Your objective: Copy out everything from the line containing "Ellipse shape: [303, 255, 310, 259]" down to the line containing "Ellipse shape: [242, 68, 249, 72]", swapping "Ellipse" for "Oval" wherever it occurs and keeping all other text the same.

[Items from a dataset]
------------------------------------------------

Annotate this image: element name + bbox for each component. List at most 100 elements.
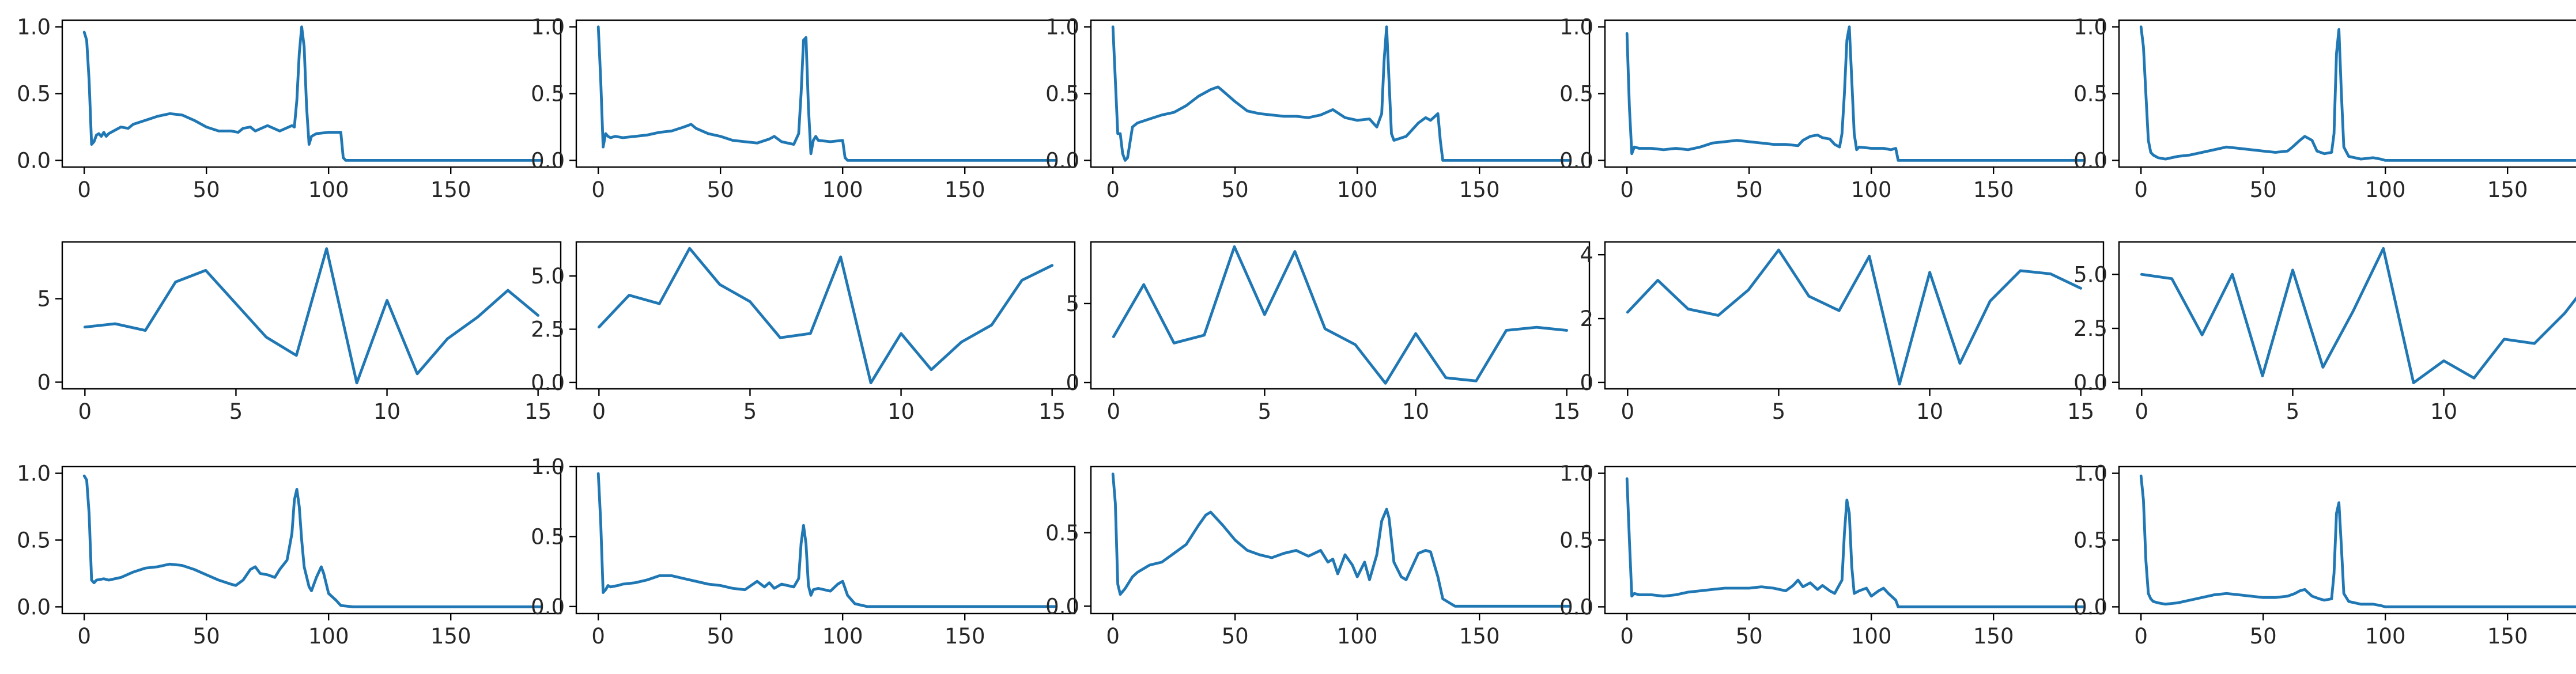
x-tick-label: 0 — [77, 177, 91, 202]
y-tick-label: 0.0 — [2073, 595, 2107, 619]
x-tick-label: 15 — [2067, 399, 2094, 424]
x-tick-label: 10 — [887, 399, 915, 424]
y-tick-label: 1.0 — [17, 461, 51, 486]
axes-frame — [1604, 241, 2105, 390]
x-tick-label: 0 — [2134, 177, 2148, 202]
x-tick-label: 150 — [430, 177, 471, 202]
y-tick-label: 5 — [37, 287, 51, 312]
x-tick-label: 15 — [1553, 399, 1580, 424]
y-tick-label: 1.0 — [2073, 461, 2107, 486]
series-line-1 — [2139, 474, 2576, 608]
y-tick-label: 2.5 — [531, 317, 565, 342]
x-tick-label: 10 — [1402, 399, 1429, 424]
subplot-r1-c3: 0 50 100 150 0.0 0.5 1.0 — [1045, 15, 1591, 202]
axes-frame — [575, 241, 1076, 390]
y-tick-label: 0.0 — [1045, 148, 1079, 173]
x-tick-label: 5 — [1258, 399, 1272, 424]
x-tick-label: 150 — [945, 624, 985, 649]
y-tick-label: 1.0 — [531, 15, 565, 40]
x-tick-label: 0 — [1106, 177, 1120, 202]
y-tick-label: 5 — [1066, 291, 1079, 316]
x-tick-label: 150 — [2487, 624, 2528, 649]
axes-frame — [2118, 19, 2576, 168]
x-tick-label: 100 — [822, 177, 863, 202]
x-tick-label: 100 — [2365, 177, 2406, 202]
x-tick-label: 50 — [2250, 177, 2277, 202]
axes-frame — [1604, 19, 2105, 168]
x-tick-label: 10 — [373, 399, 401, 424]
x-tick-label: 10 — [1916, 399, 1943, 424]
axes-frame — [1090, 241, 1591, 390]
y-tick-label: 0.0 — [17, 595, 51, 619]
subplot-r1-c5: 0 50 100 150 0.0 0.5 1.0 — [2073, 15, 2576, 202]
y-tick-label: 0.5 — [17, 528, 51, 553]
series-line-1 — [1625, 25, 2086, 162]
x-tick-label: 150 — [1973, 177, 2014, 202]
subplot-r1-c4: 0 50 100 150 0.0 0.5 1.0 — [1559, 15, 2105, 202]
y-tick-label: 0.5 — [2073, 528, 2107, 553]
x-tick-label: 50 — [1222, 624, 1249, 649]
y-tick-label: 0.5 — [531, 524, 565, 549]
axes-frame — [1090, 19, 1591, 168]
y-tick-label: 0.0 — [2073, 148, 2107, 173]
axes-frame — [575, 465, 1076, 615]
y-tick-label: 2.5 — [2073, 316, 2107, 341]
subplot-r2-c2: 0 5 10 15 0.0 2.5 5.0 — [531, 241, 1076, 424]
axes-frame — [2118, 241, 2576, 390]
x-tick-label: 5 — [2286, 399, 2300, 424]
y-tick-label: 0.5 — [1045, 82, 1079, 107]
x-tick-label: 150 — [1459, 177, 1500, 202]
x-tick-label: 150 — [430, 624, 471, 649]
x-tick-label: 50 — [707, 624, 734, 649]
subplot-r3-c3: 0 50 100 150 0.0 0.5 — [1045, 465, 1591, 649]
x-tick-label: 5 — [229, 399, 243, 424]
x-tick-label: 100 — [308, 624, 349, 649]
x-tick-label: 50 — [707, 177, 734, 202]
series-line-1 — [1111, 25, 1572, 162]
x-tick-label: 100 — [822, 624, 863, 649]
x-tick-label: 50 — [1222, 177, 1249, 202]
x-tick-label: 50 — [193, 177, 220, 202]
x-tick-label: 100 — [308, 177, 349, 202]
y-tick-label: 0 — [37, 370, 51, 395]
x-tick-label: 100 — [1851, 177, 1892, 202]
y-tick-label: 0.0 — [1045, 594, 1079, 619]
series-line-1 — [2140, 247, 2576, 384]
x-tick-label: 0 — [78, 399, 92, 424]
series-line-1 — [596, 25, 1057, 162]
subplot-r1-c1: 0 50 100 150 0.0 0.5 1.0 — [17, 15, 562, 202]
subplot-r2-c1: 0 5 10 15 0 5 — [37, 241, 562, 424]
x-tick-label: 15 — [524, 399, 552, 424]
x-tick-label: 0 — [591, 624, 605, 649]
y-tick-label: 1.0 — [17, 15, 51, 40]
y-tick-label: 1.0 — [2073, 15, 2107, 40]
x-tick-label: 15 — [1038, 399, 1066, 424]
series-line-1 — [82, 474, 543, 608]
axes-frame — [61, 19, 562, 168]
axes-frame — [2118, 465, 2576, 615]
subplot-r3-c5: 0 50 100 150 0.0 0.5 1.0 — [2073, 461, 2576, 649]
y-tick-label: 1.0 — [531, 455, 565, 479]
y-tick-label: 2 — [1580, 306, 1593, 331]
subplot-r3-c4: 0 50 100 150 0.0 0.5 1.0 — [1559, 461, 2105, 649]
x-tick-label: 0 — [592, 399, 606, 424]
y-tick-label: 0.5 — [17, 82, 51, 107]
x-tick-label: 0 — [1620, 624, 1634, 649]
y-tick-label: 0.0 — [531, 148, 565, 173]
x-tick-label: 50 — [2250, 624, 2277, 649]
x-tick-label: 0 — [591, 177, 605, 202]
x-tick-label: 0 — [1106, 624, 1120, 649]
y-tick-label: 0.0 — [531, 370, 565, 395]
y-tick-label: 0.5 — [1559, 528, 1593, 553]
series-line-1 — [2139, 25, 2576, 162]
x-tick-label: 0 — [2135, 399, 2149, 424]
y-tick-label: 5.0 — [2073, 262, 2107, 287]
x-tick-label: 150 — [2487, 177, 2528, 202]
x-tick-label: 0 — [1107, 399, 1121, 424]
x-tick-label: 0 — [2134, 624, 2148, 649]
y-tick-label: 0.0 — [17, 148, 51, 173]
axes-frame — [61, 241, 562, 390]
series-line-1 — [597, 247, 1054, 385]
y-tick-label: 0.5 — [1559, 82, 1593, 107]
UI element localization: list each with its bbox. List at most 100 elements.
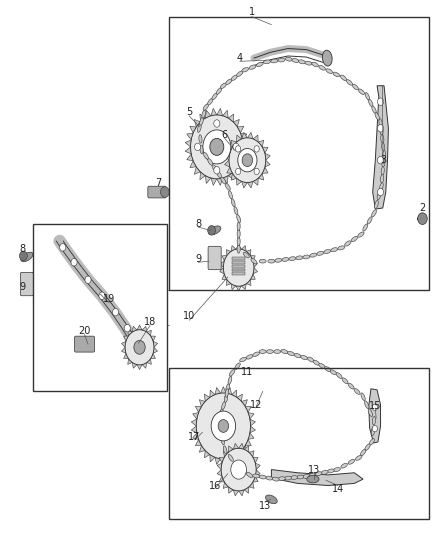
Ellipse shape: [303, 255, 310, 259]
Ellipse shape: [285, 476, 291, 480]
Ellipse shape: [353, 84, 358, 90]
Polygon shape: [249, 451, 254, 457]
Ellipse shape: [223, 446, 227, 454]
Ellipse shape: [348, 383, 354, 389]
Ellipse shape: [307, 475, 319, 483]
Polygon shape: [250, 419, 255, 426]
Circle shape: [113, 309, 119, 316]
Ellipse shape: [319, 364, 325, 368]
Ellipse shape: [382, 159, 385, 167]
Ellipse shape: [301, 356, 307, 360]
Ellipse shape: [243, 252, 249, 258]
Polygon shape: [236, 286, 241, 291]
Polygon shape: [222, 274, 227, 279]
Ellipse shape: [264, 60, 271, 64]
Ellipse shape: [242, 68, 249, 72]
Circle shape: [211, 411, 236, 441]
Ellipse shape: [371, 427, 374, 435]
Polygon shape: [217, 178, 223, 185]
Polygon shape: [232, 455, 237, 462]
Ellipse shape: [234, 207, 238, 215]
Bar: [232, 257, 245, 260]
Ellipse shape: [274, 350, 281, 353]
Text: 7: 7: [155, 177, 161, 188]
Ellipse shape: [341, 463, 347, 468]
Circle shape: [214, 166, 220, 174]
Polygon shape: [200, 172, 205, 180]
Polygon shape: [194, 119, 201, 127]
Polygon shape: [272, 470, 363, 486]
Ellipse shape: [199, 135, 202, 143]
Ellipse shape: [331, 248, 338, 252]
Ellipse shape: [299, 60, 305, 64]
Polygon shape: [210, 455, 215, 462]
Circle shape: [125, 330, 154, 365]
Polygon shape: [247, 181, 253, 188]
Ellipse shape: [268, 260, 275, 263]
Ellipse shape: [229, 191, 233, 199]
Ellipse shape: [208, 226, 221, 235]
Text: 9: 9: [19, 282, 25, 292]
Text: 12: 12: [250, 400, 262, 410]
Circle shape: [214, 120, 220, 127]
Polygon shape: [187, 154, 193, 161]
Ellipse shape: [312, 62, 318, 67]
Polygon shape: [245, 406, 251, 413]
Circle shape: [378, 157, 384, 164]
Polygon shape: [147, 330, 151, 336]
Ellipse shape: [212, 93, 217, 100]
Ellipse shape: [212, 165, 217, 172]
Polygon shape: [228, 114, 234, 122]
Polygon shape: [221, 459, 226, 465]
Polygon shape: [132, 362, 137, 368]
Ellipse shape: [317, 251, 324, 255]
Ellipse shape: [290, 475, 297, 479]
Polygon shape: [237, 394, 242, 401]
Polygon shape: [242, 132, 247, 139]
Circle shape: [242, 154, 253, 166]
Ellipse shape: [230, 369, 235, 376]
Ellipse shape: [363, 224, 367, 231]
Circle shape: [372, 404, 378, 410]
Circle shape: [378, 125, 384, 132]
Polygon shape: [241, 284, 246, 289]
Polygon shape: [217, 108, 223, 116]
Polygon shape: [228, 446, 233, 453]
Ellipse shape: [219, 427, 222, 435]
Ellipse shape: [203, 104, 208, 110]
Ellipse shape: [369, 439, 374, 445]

------------------------------------------------

Exercise output:
Oval shape: [303, 255, 310, 259]
Oval shape: [285, 476, 291, 480]
Oval shape: [353, 84, 358, 90]
Polygon shape: [249, 451, 254, 457]
Oval shape: [223, 446, 227, 454]
Oval shape: [348, 383, 354, 389]
Oval shape: [307, 475, 319, 483]
Polygon shape: [250, 419, 255, 426]
Circle shape: [113, 309, 119, 316]
Oval shape: [319, 364, 325, 368]
Oval shape: [382, 159, 385, 167]
Oval shape: [301, 356, 307, 360]
Oval shape: [243, 252, 249, 258]
Polygon shape: [236, 286, 241, 291]
Polygon shape: [222, 274, 227, 279]
Oval shape: [264, 60, 271, 64]
Oval shape: [242, 68, 249, 72]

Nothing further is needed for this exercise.